* [Your instructions]: What is the number of lines containing the word "نیشابور"? Please answer with that number and nothing more.

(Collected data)
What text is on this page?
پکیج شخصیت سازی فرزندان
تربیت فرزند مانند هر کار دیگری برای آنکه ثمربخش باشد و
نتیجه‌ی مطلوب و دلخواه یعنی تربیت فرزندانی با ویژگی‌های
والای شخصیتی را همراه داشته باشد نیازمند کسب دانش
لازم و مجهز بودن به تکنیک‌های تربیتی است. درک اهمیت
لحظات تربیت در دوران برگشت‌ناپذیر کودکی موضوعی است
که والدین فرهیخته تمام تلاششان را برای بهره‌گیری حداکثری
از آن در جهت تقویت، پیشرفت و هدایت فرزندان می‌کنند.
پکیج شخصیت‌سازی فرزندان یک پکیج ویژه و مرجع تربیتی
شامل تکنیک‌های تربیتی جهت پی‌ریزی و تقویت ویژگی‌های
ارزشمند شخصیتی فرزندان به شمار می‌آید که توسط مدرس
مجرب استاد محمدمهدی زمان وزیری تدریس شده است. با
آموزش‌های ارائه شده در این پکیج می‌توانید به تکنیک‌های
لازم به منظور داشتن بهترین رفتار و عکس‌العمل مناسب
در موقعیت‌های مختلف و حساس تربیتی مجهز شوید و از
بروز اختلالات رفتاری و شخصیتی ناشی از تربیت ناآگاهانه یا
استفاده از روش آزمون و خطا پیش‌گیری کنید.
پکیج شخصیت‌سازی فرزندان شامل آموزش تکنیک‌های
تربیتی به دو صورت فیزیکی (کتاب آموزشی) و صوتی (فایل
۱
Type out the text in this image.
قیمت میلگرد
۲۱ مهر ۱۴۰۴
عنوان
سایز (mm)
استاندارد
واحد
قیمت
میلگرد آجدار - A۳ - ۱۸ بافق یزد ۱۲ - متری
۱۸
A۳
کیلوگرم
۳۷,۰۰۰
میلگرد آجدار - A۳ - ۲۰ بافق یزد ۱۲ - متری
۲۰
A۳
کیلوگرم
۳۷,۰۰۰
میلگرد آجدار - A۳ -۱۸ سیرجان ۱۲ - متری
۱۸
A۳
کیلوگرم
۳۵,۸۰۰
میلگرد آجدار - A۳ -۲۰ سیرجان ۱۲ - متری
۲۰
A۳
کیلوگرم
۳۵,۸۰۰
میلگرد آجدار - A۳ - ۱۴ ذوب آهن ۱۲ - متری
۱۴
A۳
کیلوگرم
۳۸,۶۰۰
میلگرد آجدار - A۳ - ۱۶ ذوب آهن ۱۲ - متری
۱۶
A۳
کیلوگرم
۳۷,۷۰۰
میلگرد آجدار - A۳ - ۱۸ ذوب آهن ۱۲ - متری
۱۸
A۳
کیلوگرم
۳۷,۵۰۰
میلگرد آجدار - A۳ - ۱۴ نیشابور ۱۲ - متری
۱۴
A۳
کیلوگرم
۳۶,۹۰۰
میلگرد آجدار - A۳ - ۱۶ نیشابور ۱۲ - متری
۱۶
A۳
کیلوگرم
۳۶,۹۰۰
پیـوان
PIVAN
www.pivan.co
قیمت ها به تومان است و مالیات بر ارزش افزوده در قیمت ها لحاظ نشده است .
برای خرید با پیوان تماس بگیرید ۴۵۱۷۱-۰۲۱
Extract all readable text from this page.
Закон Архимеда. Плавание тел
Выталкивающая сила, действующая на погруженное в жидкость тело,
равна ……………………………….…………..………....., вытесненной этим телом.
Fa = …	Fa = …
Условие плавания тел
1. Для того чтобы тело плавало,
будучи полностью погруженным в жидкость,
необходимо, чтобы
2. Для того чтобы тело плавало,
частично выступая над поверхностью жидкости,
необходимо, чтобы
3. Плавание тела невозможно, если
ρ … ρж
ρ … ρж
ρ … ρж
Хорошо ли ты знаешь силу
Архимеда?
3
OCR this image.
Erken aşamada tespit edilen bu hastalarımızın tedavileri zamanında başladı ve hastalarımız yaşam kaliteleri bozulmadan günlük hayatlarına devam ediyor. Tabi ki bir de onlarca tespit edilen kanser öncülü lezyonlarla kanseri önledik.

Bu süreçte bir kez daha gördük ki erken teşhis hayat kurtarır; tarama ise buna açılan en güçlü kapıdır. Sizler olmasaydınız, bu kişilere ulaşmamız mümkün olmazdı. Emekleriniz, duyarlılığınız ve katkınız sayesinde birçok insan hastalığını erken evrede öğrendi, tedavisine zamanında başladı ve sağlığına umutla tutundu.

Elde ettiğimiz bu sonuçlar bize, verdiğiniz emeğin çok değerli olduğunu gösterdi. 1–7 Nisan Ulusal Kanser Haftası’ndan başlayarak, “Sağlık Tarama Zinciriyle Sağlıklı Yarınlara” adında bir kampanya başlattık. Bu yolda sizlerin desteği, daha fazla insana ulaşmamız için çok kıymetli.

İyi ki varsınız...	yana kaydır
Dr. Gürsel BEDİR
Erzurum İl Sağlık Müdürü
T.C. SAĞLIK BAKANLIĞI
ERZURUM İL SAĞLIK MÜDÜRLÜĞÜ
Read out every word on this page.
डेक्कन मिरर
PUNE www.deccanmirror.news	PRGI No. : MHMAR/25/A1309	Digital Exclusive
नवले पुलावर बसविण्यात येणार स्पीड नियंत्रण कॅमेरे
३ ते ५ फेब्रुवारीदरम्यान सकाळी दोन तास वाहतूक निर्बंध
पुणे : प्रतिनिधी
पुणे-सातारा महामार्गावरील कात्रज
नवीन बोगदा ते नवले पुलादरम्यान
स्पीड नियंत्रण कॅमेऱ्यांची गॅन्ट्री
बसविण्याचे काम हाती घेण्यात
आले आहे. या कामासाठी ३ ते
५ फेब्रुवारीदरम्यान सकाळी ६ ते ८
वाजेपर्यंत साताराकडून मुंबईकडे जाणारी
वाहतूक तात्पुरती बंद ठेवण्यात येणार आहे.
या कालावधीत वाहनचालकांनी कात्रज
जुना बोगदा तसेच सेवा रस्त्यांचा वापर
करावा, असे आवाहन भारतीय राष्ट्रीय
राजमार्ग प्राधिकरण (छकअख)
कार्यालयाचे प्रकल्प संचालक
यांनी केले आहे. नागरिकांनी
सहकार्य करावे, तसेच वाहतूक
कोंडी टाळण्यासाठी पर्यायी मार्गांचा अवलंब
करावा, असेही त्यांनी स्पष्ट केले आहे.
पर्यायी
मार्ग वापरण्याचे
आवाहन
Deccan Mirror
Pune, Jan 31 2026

* [Result of the task]: 2